Objective: Find all the lines with "name" and gather them.

########################################

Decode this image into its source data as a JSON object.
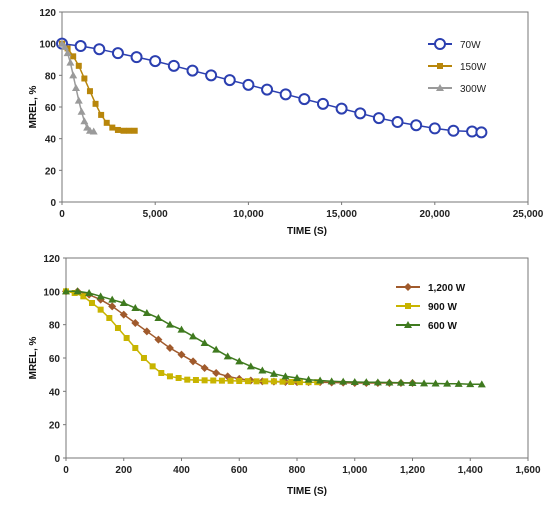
{
  "chart_data": [
    {
      "type": "line",
      "xlabel": "TIME (S)",
      "ylabel": "MREL, %",
      "xlim": [
        0,
        25000
      ],
      "ylim": [
        0,
        120
      ],
      "xticks": [
        "0",
        "5,000",
        "10,000",
        "15,000",
        "20,000",
        "25,000"
      ],
      "yticks": [
        "0",
        "20",
        "40",
        "60",
        "80",
        "100",
        "120"
      ],
      "legend_position": "top-right",
      "series": [
        {
          "name": "70W",
          "color": "#2b3fb0",
          "marker": "open-circle",
          "points": [
            [
              0,
              100
            ],
            [
              1000,
              98.5
            ],
            [
              2000,
              96.5
            ],
            [
              3000,
              94
            ],
            [
              4000,
              91.5
            ],
            [
              5000,
              89
            ],
            [
              6000,
              86
            ],
            [
              7000,
              83
            ],
            [
              8000,
              80
            ],
            [
              9000,
              77
            ],
            [
              10000,
              74
            ],
            [
              11000,
              71
            ],
            [
              12000,
              68
            ],
            [
              13000,
              65
            ],
            [
              14000,
              62
            ],
            [
              15000,
              59
            ],
            [
              16000,
              56
            ],
            [
              17000,
              53
            ],
            [
              18000,
              50.5
            ],
            [
              19000,
              48.5
            ],
            [
              20000,
              46.5
            ],
            [
              21000,
              45
            ],
            [
              22000,
              44.5
            ],
            [
              22500,
              44
            ]
          ]
        },
        {
          "name": "150W",
          "color": "#b8860b",
          "marker": "square",
          "points": [
            [
              0,
              100
            ],
            [
              300,
              97
            ],
            [
              600,
              92
            ],
            [
              900,
              86
            ],
            [
              1200,
              78
            ],
            [
              1500,
              70
            ],
            [
              1800,
              62
            ],
            [
              2100,
              55
            ],
            [
              2400,
              50
            ],
            [
              2700,
              47
            ],
            [
              3000,
              45.5
            ],
            [
              3300,
              45
            ],
            [
              3600,
              45
            ],
            [
              3900,
              45
            ]
          ]
        },
        {
          "name": "300W",
          "color": "#9a9a9a",
          "marker": "triangle",
          "points": [
            [
              0,
              100
            ],
            [
              150,
              98
            ],
            [
              300,
              94
            ],
            [
              450,
              88
            ],
            [
              600,
              80
            ],
            [
              750,
              72
            ],
            [
              900,
              64
            ],
            [
              1050,
              57
            ],
            [
              1200,
              51
            ],
            [
              1350,
              47
            ],
            [
              1500,
              45
            ],
            [
              1700,
              44.5
            ]
          ]
        }
      ]
    },
    {
      "type": "line",
      "xlabel": "TIME (S)",
      "ylabel": "MREL, %",
      "xlim": [
        0,
        1600
      ],
      "ylim": [
        0,
        120
      ],
      "xticks": [
        "0",
        "200",
        "400",
        "600",
        "800",
        "1,000",
        "1,200",
        "1,400",
        "1,600"
      ],
      "yticks": [
        "0",
        "20",
        "40",
        "60",
        "80",
        "100",
        "120"
      ],
      "legend_position": "top-right",
      "series": [
        {
          "name": "1,200 W",
          "color": "#a05a2c",
          "marker": "diamond",
          "points": [
            [
              0,
              100
            ],
            [
              40,
              100
            ],
            [
              80,
              98
            ],
            [
              120,
              95
            ],
            [
              160,
              91
            ],
            [
              200,
              86
            ],
            [
              240,
              81
            ],
            [
              280,
              76
            ],
            [
              320,
              71
            ],
            [
              360,
              66
            ],
            [
              400,
              62
            ],
            [
              440,
              58
            ],
            [
              480,
              54
            ],
            [
              520,
              51
            ],
            [
              560,
              49
            ],
            [
              600,
              47.5
            ],
            [
              640,
              46.5
            ],
            [
              680,
              46
            ],
            [
              720,
              45.8
            ],
            [
              760,
              45.6
            ],
            [
              800,
              45.5
            ],
            [
              840,
              45.5
            ],
            [
              880,
              45.5
            ],
            [
              920,
              45.3
            ],
            [
              960,
              45.2
            ],
            [
              1000,
              45
            ],
            [
              1040,
              45
            ],
            [
              1080,
              45
            ],
            [
              1120,
              45
            ],
            [
              1160,
              45
            ],
            [
              1200,
              45
            ]
          ]
        },
        {
          "name": "900 W",
          "color": "#c8b400",
          "marker": "square",
          "points": [
            [
              0,
              100
            ],
            [
              30,
              99
            ],
            [
              60,
              97
            ],
            [
              90,
              93
            ],
            [
              120,
              89
            ],
            [
              150,
              84
            ],
            [
              180,
              78
            ],
            [
              210,
              72
            ],
            [
              240,
              66
            ],
            [
              270,
              60
            ],
            [
              300,
              55
            ],
            [
              330,
              51
            ],
            [
              360,
              49
            ],
            [
              390,
              48
            ],
            [
              420,
              47
            ],
            [
              450,
              46.8
            ],
            [
              480,
              46.6
            ],
            [
              510,
              46.5
            ],
            [
              540,
              46.4
            ],
            [
              570,
              46.3
            ],
            [
              600,
              46.2
            ],
            [
              630,
              46.1
            ],
            [
              660,
              46
            ],
            [
              690,
              46
            ],
            [
              720,
              46
            ],
            [
              750,
              45.8
            ],
            [
              780,
              45.6
            ],
            [
              810,
              45.5
            ],
            [
              840,
              45.5
            ],
            [
              870,
              45.5
            ]
          ]
        },
        {
          "name": "600 W",
          "color": "#3f7a1f",
          "marker": "triangle",
          "points": [
            [
              0,
              100
            ],
            [
              40,
              100
            ],
            [
              80,
              99
            ],
            [
              120,
              97
            ],
            [
              160,
              95
            ],
            [
              200,
              93
            ],
            [
              240,
              90
            ],
            [
              280,
              87
            ],
            [
              320,
              84
            ],
            [
              360,
              80
            ],
            [
              400,
              77
            ],
            [
              440,
              73
            ],
            [
              480,
              69
            ],
            [
              520,
              65
            ],
            [
              560,
              61
            ],
            [
              600,
              58
            ],
            [
              640,
              55
            ],
            [
              680,
              52.5
            ],
            [
              720,
              50.5
            ],
            [
              760,
              49
            ],
            [
              800,
              48
            ],
            [
              840,
              47
            ],
            [
              880,
              46.5
            ],
            [
              920,
              46
            ],
            [
              960,
              45.8
            ],
            [
              1000,
              45.6
            ],
            [
              1040,
              45.5
            ],
            [
              1080,
              45.4
            ],
            [
              1120,
              45.3
            ],
            [
              1160,
              45.2
            ],
            [
              1200,
              45
            ],
            [
              1240,
              44.8
            ],
            [
              1280,
              44.7
            ],
            [
              1320,
              44.6
            ],
            [
              1360,
              44.5
            ],
            [
              1400,
              44.3
            ],
            [
              1440,
              44.2
            ]
          ]
        }
      ]
    }
  ]
}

########################################

Response to the task:
          "name": "70W",
          "name": "150W",
          "name": "300W",
          "name": "1,200 W",
          "name": "900 W",
          "name": "600 W",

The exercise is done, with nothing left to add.